*TO DO*: Pictures do not belong in your copy. Repeat all the other data exactly.

*THE RECORDS*:
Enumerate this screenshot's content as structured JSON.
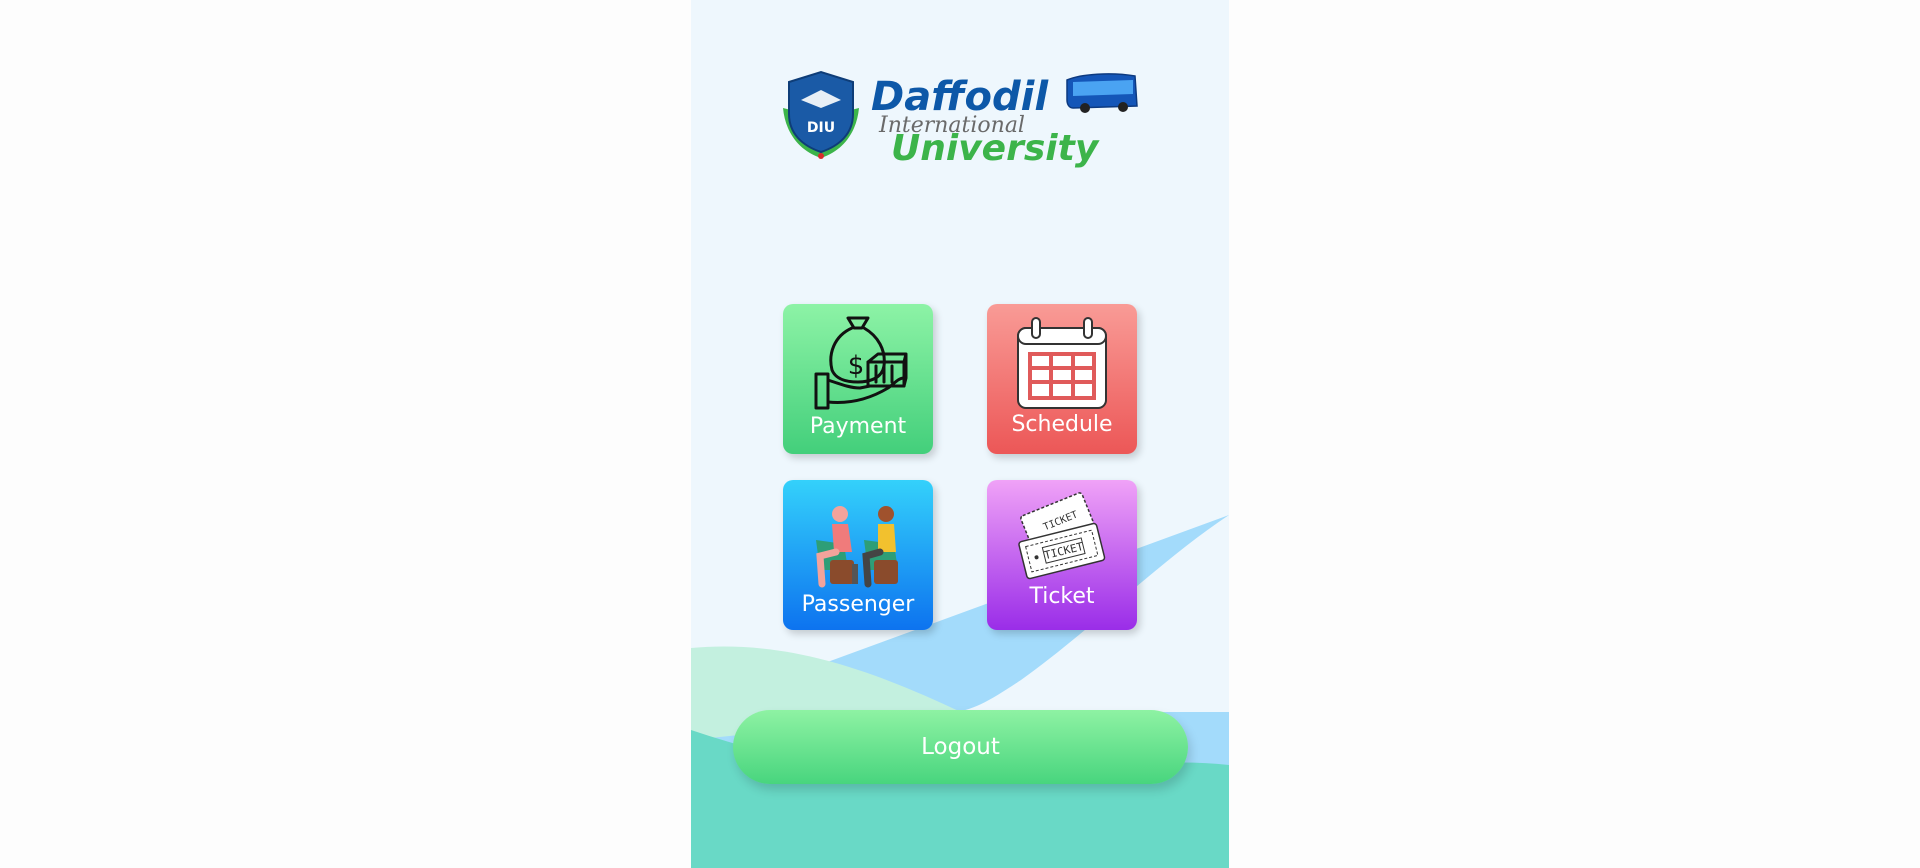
{
  "logo": {
    "line1": "Daffodil",
    "line2": "International",
    "line3": "University",
    "emblem_text": "DIU"
  },
  "tiles": [
    {
      "label": "Payment",
      "icon": "money-bag-hand-icon"
    },
    {
      "label": "Schedule",
      "icon": "calendar-icon"
    },
    {
      "label": "Passenger",
      "icon": "passengers-icon"
    },
    {
      "label": "Ticket",
      "icon": "ticket-icon"
    }
  ],
  "logout": {
    "label": "Logout"
  },
  "colors": {
    "background": "#eef7fd",
    "wave_blue": "#a3dbfb",
    "wave_mint": "#c3f0df",
    "wave_teal": "#69d9c6",
    "payment": "#4fd682",
    "schedule": "#ef6060",
    "passenger": "#1596f5",
    "ticket": "#b24dee",
    "logo_blue": "#0d58a8",
    "logo_green": "#3cb44a"
  }
}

*RESULT*:
Enumerate this screenshot's content as structured JSON.
{
  "logo": {
    "line1": "Daffodil",
    "line2": "International",
    "line3": "University",
    "emblem_text": "DIU"
  },
  "tiles": [
    {
      "label": "Payment",
      "icon": "money-bag-hand-icon"
    },
    {
      "label": "Schedule",
      "icon": "calendar-icon"
    },
    {
      "label": "Passenger",
      "icon": "passengers-icon"
    },
    {
      "label": "Ticket",
      "icon": "ticket-icon"
    }
  ],
  "logout": {
    "label": "Logout"
  },
  "colors": {
    "background": "#eef7fd",
    "wave_blue": "#a3dbfb",
    "wave_mint": "#c3f0df",
    "wave_teal": "#69d9c6",
    "payment": "#4fd682",
    "schedule": "#ef6060",
    "passenger": "#1596f5",
    "ticket": "#b24dee",
    "logo_blue": "#0d58a8",
    "logo_green": "#3cb44a"
  }
}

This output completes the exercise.